PASSAGE PROVIDED
---------------

How To Start Rebuilding Your Credit
If your credit score isn’t where you want it to be right now, you’re not alone. The good news is that credit scores are designed to change over time, and even negative items will eventually drop off your report.
Here are some simple steps you can take to start rebuilding your credit:
✅ Keep your credit card balances low.
✅ Use tools like secured credit cards or credit-builder loans or self-report your monthly bills.
✅ Dispute credit report errors.
✅ Write a goodwill letter to ask a lender to remove a past late payment from your report.
🔗 Want more detailed tips? Check out our guide on How To Improve Your Credit Score After Bankruptcy or Debt.
Frequently Asked Questions About Credit & Credit Scores
Credit scores can be confusing — especially after bankruptcy or financial hardship. Below are answers to common questions we hear from folks trying to understand what affects their score, how long negative items stick around, and what steps can help clean things up.
Can You Remove Things From Your Credit Report?
You generally can’t remove accurate negative information from your credit report. But if something is incorrect, outdated, or doesn’t belong to you, you have the right to dispute it and ask for it to be removed.

---------------

[Recorded data]
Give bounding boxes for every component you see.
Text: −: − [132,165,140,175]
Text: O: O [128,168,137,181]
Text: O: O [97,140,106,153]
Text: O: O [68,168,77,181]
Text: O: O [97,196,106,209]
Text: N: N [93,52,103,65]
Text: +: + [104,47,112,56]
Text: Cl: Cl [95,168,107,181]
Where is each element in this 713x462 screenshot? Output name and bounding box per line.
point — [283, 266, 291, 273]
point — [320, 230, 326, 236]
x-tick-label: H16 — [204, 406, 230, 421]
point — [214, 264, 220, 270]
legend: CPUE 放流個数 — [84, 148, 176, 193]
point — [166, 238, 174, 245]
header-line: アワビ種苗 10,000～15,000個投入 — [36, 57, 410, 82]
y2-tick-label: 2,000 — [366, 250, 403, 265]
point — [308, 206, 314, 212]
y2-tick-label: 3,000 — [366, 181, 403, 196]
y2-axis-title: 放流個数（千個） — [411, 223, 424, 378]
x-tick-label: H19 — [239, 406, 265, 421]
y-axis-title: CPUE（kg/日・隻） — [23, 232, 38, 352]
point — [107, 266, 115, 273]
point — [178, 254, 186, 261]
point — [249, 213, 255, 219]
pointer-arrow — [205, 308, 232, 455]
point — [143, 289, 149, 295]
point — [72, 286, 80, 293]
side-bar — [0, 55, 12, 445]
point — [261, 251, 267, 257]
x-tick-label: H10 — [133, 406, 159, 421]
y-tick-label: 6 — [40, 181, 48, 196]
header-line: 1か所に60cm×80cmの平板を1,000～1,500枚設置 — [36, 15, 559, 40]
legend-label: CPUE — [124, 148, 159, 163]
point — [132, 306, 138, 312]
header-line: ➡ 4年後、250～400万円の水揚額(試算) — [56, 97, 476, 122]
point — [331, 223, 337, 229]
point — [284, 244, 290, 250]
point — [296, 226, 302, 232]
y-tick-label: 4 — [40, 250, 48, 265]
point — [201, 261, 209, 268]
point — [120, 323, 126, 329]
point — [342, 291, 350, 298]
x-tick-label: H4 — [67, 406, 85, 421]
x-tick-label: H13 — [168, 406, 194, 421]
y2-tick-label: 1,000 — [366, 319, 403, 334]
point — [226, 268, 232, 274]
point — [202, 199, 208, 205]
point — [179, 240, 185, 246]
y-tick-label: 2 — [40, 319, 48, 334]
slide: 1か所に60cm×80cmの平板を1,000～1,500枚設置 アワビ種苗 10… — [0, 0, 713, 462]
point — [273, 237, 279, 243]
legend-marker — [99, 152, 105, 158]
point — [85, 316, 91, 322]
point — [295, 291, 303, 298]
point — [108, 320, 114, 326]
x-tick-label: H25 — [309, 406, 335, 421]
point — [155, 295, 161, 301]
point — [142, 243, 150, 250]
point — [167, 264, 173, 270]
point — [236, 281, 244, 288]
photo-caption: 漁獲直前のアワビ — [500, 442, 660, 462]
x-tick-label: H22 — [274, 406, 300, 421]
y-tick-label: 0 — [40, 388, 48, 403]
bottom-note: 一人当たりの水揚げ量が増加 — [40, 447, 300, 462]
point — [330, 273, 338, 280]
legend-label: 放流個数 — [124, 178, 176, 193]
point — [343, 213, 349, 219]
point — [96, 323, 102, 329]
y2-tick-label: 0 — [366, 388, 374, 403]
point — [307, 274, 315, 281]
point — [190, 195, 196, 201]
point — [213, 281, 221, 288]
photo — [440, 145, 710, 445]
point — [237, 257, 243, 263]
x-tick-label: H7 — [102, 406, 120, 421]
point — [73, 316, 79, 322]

---------------

EXERCISE INSTRUCTIONS
Write the next part of the text on rebuilding credit, picking up right after its final sentence. The records are separate material and have no connection to the text about rebuilding credit.

RESPONSE TO THIS EXERCISE
How Long Do Negative Items Stay on Your Credit Report?
Most negative items — such as a car repossession or collections account — drop off your credit report automatically after seven years. Chapter 7 bankruptcy is an exception: It generally stays on your credit report for 10 years.
You can write a credit dispute letter to request to have items removed from your credit report if there are inaccuracies in the account information.
How Long Does a Bankruptcy Stay on Your Credit Report?
Chapter 7 stays on your credit report for 10 years, while Chapter 13 stays on your report for seven years. But the negative impact on your score lessens over time.
And you don’t have to wait for the bankruptcy to fall off your credit report before you start rebuilding. Many people see improvements within a year through consistent, on-time payments and responsible credit use.
What’s Considered a Good Credit Score for Buying a Car?
Most lenders want to see a score of at least 670 to offer favorable auto loan terms. But it’s possible to finance a car with a lower score. You may just face higher interest rates or need a co-signer. Some dealerships work with scores in the 500s, though interest rates can be steep.
Some people choose to purchase a car with a higher interest rate and then refinance once they get their credit score up.
How Do Student Loans Affect Your Credit Score?
Student loans affect your credit score like any other loan. On-time payments can help your score, while missed payments or defaulting can hurt it.
If your loans are in deferment or forbearance, they usually don’t count against you, but once they enter repayment, your history matters
Do You Need Good Credit To Get Student Loans?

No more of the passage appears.